- Lines of data:
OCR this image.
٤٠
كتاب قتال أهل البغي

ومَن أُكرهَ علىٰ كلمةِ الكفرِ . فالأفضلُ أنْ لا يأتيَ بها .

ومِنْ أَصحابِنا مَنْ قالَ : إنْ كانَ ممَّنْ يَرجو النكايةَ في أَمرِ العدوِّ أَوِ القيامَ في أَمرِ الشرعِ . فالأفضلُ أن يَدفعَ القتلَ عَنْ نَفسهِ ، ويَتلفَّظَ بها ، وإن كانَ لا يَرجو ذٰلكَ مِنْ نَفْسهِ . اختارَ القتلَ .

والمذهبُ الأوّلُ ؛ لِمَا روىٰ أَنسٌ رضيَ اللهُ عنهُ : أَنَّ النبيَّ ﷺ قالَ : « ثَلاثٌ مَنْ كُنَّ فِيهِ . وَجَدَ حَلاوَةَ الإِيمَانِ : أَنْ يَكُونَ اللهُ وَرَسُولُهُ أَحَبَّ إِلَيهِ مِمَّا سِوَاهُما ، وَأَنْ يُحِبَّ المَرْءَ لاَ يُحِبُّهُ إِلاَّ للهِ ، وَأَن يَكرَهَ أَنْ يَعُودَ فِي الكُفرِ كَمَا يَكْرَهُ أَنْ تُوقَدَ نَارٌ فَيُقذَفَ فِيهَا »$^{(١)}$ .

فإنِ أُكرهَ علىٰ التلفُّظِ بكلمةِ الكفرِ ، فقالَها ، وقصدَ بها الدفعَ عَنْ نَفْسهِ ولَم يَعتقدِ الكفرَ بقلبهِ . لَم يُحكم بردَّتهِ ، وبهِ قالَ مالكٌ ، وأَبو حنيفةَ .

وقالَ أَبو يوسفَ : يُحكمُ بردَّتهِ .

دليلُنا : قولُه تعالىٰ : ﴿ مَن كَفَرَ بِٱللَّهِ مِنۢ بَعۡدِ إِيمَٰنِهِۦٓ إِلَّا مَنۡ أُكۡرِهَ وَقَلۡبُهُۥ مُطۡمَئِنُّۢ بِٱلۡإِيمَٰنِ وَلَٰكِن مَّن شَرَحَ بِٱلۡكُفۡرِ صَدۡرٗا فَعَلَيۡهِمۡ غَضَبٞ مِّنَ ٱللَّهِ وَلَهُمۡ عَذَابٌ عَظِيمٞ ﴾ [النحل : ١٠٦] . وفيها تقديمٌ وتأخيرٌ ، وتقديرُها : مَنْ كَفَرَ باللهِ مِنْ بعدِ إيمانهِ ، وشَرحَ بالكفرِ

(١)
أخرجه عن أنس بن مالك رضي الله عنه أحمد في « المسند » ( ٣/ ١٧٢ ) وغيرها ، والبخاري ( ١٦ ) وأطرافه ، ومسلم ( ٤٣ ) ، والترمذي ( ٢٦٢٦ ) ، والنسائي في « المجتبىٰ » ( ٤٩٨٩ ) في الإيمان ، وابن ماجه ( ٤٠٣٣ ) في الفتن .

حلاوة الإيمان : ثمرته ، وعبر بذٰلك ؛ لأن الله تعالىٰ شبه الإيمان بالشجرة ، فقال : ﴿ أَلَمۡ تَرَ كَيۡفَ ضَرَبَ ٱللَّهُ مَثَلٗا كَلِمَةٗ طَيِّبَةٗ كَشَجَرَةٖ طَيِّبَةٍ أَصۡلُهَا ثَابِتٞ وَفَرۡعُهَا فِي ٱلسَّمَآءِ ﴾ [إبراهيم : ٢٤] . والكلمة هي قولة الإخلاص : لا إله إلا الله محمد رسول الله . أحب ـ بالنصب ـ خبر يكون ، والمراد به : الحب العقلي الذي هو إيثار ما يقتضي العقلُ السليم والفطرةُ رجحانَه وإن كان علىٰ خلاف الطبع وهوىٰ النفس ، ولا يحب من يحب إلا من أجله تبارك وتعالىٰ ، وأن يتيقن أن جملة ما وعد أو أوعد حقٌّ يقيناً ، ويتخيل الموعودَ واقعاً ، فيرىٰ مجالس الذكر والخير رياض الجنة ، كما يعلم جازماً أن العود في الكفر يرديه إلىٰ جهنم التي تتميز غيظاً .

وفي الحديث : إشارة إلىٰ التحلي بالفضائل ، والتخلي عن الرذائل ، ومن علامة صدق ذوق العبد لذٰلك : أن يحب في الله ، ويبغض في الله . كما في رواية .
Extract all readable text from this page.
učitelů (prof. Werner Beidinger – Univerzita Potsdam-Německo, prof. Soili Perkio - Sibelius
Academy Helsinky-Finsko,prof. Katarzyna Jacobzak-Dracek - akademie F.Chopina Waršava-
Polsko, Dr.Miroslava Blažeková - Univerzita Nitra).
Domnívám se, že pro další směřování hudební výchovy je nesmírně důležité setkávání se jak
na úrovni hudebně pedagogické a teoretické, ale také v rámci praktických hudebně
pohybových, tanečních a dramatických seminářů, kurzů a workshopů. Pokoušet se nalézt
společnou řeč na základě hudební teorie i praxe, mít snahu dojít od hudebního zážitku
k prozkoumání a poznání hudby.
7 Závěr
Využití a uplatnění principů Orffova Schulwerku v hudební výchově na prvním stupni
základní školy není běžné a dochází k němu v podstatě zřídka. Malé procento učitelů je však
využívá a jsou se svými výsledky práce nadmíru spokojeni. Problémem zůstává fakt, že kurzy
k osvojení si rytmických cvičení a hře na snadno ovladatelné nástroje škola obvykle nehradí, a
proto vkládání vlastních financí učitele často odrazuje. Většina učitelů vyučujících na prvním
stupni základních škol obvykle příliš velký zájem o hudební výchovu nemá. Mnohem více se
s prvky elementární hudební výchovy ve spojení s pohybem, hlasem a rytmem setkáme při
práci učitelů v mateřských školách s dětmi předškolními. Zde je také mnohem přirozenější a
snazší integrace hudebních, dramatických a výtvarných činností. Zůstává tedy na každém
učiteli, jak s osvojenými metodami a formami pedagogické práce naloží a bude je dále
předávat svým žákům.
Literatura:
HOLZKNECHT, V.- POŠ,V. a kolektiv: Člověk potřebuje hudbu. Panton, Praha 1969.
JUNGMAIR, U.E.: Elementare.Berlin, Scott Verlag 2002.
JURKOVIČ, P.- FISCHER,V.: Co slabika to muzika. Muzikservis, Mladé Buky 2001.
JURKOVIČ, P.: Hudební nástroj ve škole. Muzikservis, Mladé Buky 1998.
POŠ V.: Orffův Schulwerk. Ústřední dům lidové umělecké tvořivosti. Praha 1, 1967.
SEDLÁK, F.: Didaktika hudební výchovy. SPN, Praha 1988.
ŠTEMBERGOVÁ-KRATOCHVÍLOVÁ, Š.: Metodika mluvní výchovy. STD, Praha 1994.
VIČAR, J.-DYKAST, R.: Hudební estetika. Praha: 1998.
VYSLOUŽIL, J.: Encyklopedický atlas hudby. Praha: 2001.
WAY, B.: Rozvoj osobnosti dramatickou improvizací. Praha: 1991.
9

- What you should do: Quote all the records. Keep every word exact.

- Response for this exercise:
OCR this image.
٤٠
كتاب قتال أهل البغي

ومَن أُكرهَ علىٰ كلمةِ الكفرِ . فالأفضلُ أنْ لا يأتيَ بها .

ومِنْ أَصحابِنا مَنْ قالَ : إنْ كانَ ممَّنْ يَرجو النكايةَ في أَمرِ العدوِّ أَوِ القيامَ في أَمرِ الشرعِ . فالأفضلُ أن يَدفعَ القتلَ عَنْ نَفسهِ ، ويَتلفَّظَ بها ، وإن كانَ لا يَرجو ذٰلكَ مِنْ نَفْسهِ . اختارَ القتلَ .

والمذهبُ الأوّلُ ؛ لِمَا روىٰ أَنسٌ رضيَ اللهُ عنهُ : أَنَّ النبيَّ ﷺ قالَ : « ثَلاثٌ مَنْ كُنَّ فِيهِ . وَجَدَ حَلاوَةَ الإِيمَانِ : أَنْ يَكُونَ اللهُ وَرَسُولُهُ أَحَبَّ إِلَيهِ مِمَّا سِوَاهُما ، وَأَنْ يُحِبَّ المَرْءَ لاَ يُحِبُّهُ إِلاَّ للهِ ، وَأَن يَكرَهَ أَنْ يَعُودَ فِي الكُفرِ كَمَا يَكْرَهُ أَنْ تُوقَدَ نَارٌ فَيُقذَفَ فِيهَا »$^{(١)}$ .

فإنِ أُكرهَ علىٰ التلفُّظِ بكلمةِ الكفرِ ، فقالَها ، وقصدَ بها الدفعَ عَنْ نَفْسهِ ولَم يَعتقدِ الكفرَ بقلبهِ . لَم يُحكم بردَّتهِ ، وبهِ قالَ مالكٌ ، وأَبو حنيفةَ .

وقالَ أَبو يوسفَ : يُحكمُ بردَّتهِ .

دليلُنا : قولُه تعالىٰ : ﴿ مَن كَفَرَ بِٱللَّهِ مِنۢ بَعۡدِ إِيمَٰنِهِۦٓ إِلَّا مَنۡ أُكۡرِهَ وَقَلۡبُهُۥ مُطۡمَئِنُّۢ بِٱلۡإِيمَٰنِ وَلَٰكِن مَّن شَرَحَ بِٱلۡكُفۡرِ صَدۡرٗا فَعَلَيۡهِمۡ غَضَبٞ مِّنَ ٱللَّهِ وَلَهُمۡ عَذَابٌ عَظِيمٞ ﴾ [النحل : ١٠٦] . وفيها تقديمٌ وتأخيرٌ ، وتقديرُها : مَنْ كَفَرَ باللهِ مِنْ بعدِ إيمانهِ ، وشَرحَ بالكفرِ

(١)
أخرجه عن أنس بن مالك رضي الله عنه أحمد في « المسند » ( ٣/ ١٧٢ ) وغيرها ، والبخاري ( ١٦ ) وأطرافه ، ومسلم ( ٤٣ ) ، والترمذي ( ٢٦٢٦ ) ، والنسائي في « المجتبىٰ » ( ٤٩٨٩ ) في الإيمان ، وابن ماجه ( ٤٠٣٣ ) في الفتن .

حلاوة الإيمان : ثمرته ، وعبر بذٰلك ؛ لأن الله تعالىٰ شبه الإيمان بالشجرة ، فقال : ﴿ أَلَمۡ تَرَ كَيۡفَ ضَرَبَ ٱللَّهُ مَثَلٗا كَلِمَةٗ طَيِّبَةٗ كَشَجَرَةٖ طَيِّبَةٍ أَصۡلُهَا ثَابِتٞ وَفَرۡعُهَا فِي ٱلسَّمَآءِ ﴾ [إبراهيم : ٢٤] . والكلمة هي قولة الإخلاص : لا إله إلا الله محمد رسول الله . أحب ـ بالنصب ـ خبر يكون ، والمراد به : الحب العقلي الذي هو إيثار ما يقتضي العقلُ السليم والفطرةُ رجحانَه وإن كان علىٰ خلاف الطبع وهوىٰ النفس ، ولا يحب من يحب إلا من أجله تبارك وتعالىٰ ، وأن يتيقن أن جملة ما وعد أو أوعد حقٌّ يقيناً ، ويتخيل الموعودَ واقعاً ، فيرىٰ مجالس الذكر والخير رياض الجنة ، كما يعلم جازماً أن العود في الكفر يرديه إلىٰ جهنم التي تتميز غيظاً .

وفي الحديث : إشارة إلىٰ التحلي بالفضائل ، والتخلي عن الرذائل ، ومن علامة صدق ذوق العبد لذٰلك : أن يحب في الله ، ويبغض في الله . كما في رواية .
Extract all readable text from this page.
učitelů (prof. Werner Beidinger – Univerzita Potsdam-Německo, prof. Soili Perkio - Sibelius
Academy Helsinky-Finsko,prof. Katarzyna Jacobzak-Dracek - akademie F.Chopina Waršava-
Polsko, Dr.Miroslava Blažeková - Univerzita Nitra).
Domnívám se, že pro další směřování hudební výchovy je nesmírně důležité setkávání se jak
na úrovni hudebně pedagogické a teoretické, ale také v rámci praktických hudebně
pohybových, tanečních a dramatických seminářů, kurzů a workshopů. Pokoušet se nalézt
společnou řeč na základě hudební teorie i praxe, mít snahu dojít od hudebního zážitku
k prozkoumání a poznání hudby.
7 Závěr
Využití a uplatnění principů Orffova Schulwerku v hudební výchově na prvním stupni
základní školy není běžné a dochází k němu v podstatě zřídka. Malé procento učitelů je však
využívá a jsou se svými výsledky práce nadmíru spokojeni. Problémem zůstává fakt, že kurzy
k osvojení si rytmických cvičení a hře na snadno ovladatelné nástroje škola obvykle nehradí, a
proto vkládání vlastních financí učitele často odrazuje. Většina učitelů vyučujících na prvním
stupni základních škol obvykle příliš velký zájem o hudební výchovu nemá. Mnohem více se
s prvky elementární hudební výchovy ve spojení s pohybem, hlasem a rytmem setkáme při
práci učitelů v mateřských školách s dětmi předškolními. Zde je také mnohem přirozenější a
snazší integrace hudebních, dramatických a výtvarných činností. Zůstává tedy na každém
učiteli, jak s osvojenými metodami a formami pedagogické práce naloží a bude je dále
předávat svým žákům.
Literatura:
HOLZKNECHT, V.- POŠ,V. a kolektiv: Člověk potřebuje hudbu. Panton, Praha 1969.
JUNGMAIR, U.E.: Elementare.Berlin, Scott Verlag 2002.
JURKOVIČ, P.- FISCHER,V.: Co slabika to muzika. Muzikservis, Mladé Buky 2001.
JURKOVIČ, P.: Hudební nástroj ve škole. Muzikservis, Mladé Buky 1998.
POŠ V.: Orffův Schulwerk. Ústřední dům lidové umělecké tvořivosti. Praha 1, 1967.
SEDLÁK, F.: Didaktika hudební výchovy. SPN, Praha 1988.
ŠTEMBERGOVÁ-KRATOCHVÍLOVÁ, Š.: Metodika mluvní výchovy. STD, Praha 1994.
VIČAR, J.-DYKAST, R.: Hudební estetika. Praha: 1998.
VYSLOUŽIL, J.: Encyklopedický atlas hudby. Praha: 2001.
WAY, B.: Rozvoj osobnosti dramatickou improvizací. Praha: 1991.
9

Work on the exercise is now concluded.